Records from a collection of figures
------------

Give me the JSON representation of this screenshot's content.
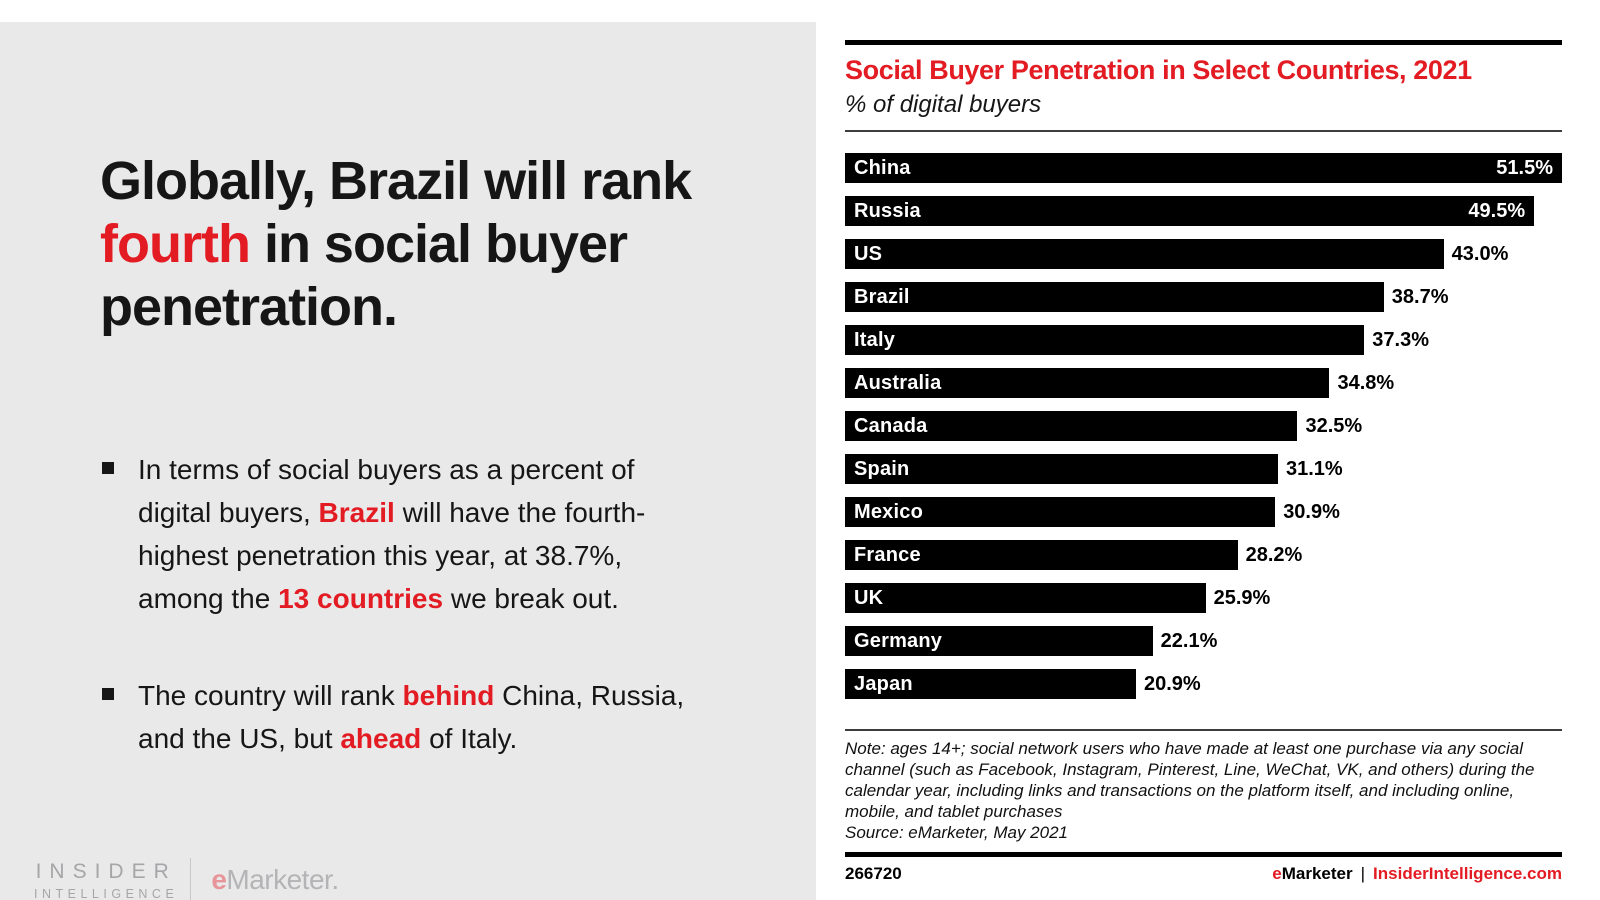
{
  "colors": {
    "accent_red": "#e31b23",
    "bar_black": "#000000",
    "panel_gray": "#e9e9ea"
  },
  "left_panel": {
    "headline": {
      "pre": "Globally, Brazil will rank ",
      "highlight": "fourth",
      "post": " in social buyer penetration."
    },
    "bullets": [
      {
        "segments": [
          {
            "t": "In terms of social buyers as a percent of digital buyers, ",
            "red": false
          },
          {
            "t": "Brazil",
            "red": true
          },
          {
            "t": " will have the fourth-highest penetration this year, at 38.7%, among the ",
            "red": false
          },
          {
            "t": "13 countries",
            "red": true
          },
          {
            "t": " we break out.",
            "red": false
          }
        ]
      },
      {
        "segments": [
          {
            "t": "The country will rank ",
            "red": false
          },
          {
            "t": "behind",
            "red": true
          },
          {
            "t": " China, Russia, and the US, but ",
            "red": false
          },
          {
            "t": "ahead",
            "red": true
          },
          {
            "t": " of Italy.",
            "red": false
          }
        ]
      }
    ],
    "logo": {
      "insider_line1": "INSIDER",
      "insider_line2": "INTELLIGENCE",
      "emarketer_e": "e",
      "emarketer_rest": "Marketer."
    }
  },
  "chart": {
    "title": "Social Buyer Penetration in Select Countries, 2021",
    "subtitle": "% of digital buyers",
    "chart_data": {
      "type": "bar",
      "orientation": "horizontal",
      "title": "Social Buyer Penetration in Select Countries, 2021",
      "xlabel": "% of digital buyers",
      "xmax": 51.5,
      "grid": false,
      "legend": false,
      "bar_color": "#000000",
      "categories": [
        "China",
        "Russia",
        "US",
        "Brazil",
        "Italy",
        "Australia",
        "Canada",
        "Spain",
        "Mexico",
        "France",
        "UK",
        "Germany",
        "Japan"
      ],
      "values": [
        51.5,
        49.5,
        43.0,
        38.7,
        37.3,
        34.8,
        32.5,
        31.1,
        30.9,
        28.2,
        25.9,
        22.1,
        20.9
      ],
      "value_labels": [
        "51.5%",
        "49.5%",
        "43.0%",
        "38.7%",
        "37.3%",
        "34.8%",
        "32.5%",
        "31.1%",
        "30.9%",
        "28.2%",
        "25.9%",
        "22.1%",
        "20.9%"
      ],
      "label_inside": [
        true,
        true,
        false,
        false,
        false,
        false,
        false,
        false,
        false,
        false,
        false,
        false,
        false
      ]
    },
    "note": "Note: ages 14+; social network users who have made at least one purchase via any social channel (such as Facebook, Instagram, Pinterest, Line, WeChat, VK, and others) during the calendar year, including links and transactions on the platform itself, and including online, mobile, and tablet purchases",
    "source": "Source: eMarketer, May 2021",
    "footer": {
      "chart_id": "266720",
      "brand_e": "e",
      "brand_rest": "Marketer",
      "separator": "|",
      "site": "InsiderIntelligence.com"
    }
  }
}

------------

■ Challenge ■
Using the material above, return every line exactly as it appears, minus the pictures.

■ Written solution ■
Give me the JSON representation of this screenshot's content.
{
  "colors": {
    "accent_red": "#e31b23",
    "bar_black": "#000000",
    "panel_gray": "#e9e9ea"
  },
  "left_panel": {
    "headline": {
      "pre": "Globally, Brazil will rank ",
      "highlight": "fourth",
      "post": " in social buyer penetration."
    },
    "bullets": [
      {
        "segments": [
          {
            "t": "In terms of social buyers as a percent of digital buyers, ",
            "red": false
          },
          {
            "t": "Brazil",
            "red": true
          },
          {
            "t": " will have the fourth-highest penetration this year, at 38.7%, among the ",
            "red": false
          },
          {
            "t": "13 countries",
            "red": true
          },
          {
            "t": " we break out.",
            "red": false
          }
        ]
      },
      {
        "segments": [
          {
            "t": "The country will rank ",
            "red": false
          },
          {
            "t": "behind",
            "red": true
          },
          {
            "t": " China, Russia, and the US, but ",
            "red": false
          },
          {
            "t": "ahead",
            "red": true
          },
          {
            "t": " of Italy.",
            "red": false
          }
        ]
      }
    ],
    "logo": {
      "insider_line1": "INSIDER",
      "insider_line2": "INTELLIGENCE",
      "emarketer_e": "e",
      "emarketer_rest": "Marketer."
    }
  },
  "chart": {
    "title": "Social Buyer Penetration in Select Countries, 2021",
    "subtitle": "% of digital buyers",
    "chart_data": {
      "type": "bar",
      "orientation": "horizontal",
      "title": "Social Buyer Penetration in Select Countries, 2021",
      "xlabel": "% of digital buyers",
      "xmax": 51.5,
      "grid": false,
      "legend": false,
      "bar_color": "#000000",
      "categories": [
        "China",
        "Russia",
        "US",
        "Brazil",
        "Italy",
        "Australia",
        "Canada",
        "Spain",
        "Mexico",
        "France",
        "UK",
        "Germany",
        "Japan"
      ],
      "values": [
        51.5,
        49.5,
        43.0,
        38.7,
        37.3,
        34.8,
        32.5,
        31.1,
        30.9,
        28.2,
        25.9,
        22.1,
        20.9
      ],
      "value_labels": [
        "51.5%",
        "49.5%",
        "43.0%",
        "38.7%",
        "37.3%",
        "34.8%",
        "32.5%",
        "31.1%",
        "30.9%",
        "28.2%",
        "25.9%",
        "22.1%",
        "20.9%"
      ],
      "label_inside": [
        true,
        true,
        false,
        false,
        false,
        false,
        false,
        false,
        false,
        false,
        false,
        false,
        false
      ]
    },
    "note": "Note: ages 14+; social network users who have made at least one purchase via any social channel (such as Facebook, Instagram, Pinterest, Line, WeChat, VK, and others) during the calendar year, including links and transactions on the platform itself, and including online, mobile, and tablet purchases",
    "source": "Source: eMarketer, May 2021",
    "footer": {
      "chart_id": "266720",
      "brand_e": "e",
      "brand_rest": "Marketer",
      "separator": "|",
      "site": "InsiderIntelligence.com"
    }
  }
}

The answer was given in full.